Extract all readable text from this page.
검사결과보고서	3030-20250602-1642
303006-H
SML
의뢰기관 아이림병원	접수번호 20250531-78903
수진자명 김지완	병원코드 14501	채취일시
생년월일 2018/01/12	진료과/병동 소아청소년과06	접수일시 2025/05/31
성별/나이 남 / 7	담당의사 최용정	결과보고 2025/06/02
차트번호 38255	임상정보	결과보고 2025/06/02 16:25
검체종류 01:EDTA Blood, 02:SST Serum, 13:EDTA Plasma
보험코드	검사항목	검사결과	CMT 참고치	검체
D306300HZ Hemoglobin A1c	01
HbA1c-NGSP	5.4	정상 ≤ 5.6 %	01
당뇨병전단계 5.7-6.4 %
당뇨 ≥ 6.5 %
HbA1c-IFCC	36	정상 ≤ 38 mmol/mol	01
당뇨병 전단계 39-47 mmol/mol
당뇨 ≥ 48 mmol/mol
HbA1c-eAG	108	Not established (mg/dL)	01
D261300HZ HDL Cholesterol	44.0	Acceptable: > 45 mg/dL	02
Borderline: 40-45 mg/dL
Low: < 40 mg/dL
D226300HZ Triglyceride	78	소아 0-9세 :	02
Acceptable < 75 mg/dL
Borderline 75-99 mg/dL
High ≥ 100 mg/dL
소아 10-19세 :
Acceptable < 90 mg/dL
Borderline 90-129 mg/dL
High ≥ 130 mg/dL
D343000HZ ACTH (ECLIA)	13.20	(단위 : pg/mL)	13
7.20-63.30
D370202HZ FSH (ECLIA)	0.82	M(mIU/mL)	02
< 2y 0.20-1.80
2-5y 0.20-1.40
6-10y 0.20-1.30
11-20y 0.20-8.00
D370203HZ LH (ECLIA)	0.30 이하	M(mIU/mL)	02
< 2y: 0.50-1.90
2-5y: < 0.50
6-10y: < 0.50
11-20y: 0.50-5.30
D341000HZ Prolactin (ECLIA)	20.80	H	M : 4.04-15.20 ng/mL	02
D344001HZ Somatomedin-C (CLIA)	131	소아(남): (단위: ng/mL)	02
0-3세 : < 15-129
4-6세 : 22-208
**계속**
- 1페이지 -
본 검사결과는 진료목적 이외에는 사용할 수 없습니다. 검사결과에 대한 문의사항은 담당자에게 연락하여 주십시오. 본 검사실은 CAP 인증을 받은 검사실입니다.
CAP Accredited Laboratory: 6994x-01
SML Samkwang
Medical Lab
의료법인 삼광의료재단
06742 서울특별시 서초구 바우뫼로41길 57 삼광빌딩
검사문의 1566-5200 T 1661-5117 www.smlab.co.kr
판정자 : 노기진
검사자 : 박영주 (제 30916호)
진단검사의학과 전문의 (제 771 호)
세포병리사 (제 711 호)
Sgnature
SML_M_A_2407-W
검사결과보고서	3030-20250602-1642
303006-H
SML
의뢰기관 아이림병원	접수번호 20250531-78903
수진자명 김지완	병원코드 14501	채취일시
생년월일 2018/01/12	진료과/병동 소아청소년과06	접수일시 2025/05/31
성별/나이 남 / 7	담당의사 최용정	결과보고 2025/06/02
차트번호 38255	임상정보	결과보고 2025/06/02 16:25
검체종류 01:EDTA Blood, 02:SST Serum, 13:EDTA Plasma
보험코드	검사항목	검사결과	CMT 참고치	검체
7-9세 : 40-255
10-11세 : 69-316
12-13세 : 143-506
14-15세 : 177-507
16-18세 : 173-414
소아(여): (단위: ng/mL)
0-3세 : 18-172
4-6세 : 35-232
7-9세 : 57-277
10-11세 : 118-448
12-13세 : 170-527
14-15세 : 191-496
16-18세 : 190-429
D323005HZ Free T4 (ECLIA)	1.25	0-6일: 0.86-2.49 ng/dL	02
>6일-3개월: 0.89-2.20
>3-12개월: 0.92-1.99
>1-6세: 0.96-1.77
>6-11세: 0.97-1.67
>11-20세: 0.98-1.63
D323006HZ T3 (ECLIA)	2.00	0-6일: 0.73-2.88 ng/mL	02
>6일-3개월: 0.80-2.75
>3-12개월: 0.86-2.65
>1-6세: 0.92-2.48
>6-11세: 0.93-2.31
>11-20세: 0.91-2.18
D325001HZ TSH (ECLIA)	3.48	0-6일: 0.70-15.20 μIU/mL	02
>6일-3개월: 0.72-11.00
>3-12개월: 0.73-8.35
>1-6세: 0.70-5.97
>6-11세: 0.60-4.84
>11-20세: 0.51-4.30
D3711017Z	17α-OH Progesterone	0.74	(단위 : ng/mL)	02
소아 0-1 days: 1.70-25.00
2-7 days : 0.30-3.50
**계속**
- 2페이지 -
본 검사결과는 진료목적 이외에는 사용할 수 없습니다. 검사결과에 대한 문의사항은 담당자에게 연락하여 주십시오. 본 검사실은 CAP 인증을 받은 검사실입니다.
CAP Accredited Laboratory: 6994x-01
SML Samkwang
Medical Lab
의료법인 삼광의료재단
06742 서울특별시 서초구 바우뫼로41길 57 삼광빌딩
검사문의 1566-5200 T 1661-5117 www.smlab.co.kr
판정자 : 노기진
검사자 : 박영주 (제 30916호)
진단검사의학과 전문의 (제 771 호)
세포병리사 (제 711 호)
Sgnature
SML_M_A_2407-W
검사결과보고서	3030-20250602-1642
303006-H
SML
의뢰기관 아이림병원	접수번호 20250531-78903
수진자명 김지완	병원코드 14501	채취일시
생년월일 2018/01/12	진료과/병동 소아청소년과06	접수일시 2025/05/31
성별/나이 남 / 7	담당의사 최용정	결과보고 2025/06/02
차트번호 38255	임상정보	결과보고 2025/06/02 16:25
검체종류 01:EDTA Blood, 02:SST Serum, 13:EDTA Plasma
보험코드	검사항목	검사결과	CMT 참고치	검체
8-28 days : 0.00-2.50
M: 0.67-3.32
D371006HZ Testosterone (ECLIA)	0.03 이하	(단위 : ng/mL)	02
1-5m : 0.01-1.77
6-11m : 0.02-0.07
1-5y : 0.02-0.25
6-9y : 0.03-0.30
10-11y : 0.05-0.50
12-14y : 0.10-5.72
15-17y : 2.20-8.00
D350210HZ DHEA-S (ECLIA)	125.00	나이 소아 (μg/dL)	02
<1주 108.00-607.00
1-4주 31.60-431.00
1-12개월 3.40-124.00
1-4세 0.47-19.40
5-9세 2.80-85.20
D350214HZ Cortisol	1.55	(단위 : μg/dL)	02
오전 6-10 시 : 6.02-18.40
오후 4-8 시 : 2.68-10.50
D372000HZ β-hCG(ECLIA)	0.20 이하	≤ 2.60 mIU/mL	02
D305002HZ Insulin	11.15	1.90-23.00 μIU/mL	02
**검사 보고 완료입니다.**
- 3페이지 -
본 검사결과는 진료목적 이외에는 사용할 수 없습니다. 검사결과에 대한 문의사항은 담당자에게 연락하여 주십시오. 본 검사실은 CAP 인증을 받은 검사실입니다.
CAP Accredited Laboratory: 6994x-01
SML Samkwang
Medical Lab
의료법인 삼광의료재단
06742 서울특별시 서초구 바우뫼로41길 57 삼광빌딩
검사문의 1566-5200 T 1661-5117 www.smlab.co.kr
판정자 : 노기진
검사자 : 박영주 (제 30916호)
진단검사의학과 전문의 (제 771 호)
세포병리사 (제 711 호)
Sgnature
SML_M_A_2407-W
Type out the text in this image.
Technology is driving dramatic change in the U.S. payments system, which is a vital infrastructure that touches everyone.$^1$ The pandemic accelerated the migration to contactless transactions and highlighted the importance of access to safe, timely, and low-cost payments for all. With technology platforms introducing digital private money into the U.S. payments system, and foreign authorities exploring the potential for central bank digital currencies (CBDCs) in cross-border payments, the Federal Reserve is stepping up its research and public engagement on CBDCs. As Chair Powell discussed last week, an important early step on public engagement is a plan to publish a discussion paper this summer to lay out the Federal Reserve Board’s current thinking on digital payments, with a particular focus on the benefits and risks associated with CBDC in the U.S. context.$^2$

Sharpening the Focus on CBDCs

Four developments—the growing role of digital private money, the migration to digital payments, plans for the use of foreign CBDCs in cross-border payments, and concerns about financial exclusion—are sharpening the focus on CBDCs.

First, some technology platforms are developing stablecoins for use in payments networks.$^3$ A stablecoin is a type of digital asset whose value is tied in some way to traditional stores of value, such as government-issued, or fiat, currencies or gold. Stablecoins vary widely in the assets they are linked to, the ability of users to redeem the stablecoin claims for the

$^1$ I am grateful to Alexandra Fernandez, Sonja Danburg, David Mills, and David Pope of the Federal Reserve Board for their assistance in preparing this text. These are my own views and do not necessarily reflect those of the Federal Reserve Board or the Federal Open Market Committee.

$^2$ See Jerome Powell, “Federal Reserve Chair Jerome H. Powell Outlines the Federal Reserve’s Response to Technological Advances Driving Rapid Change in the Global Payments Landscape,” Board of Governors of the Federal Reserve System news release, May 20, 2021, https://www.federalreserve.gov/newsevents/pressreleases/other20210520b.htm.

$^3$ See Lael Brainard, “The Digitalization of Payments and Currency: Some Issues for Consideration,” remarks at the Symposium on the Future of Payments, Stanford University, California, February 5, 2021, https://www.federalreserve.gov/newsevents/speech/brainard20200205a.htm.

---+---

WHAT THIS TASK INVOLVES: Only lines with "mmol" are wanted here; list each of them.

OUTPUT BELOW:
HbA1c-IFCC	36	정상 ≤ 38 mmol/mol	01
당뇨병 전단계 39-47 mmol/mol
당뇨 ≥ 48 mmol/mol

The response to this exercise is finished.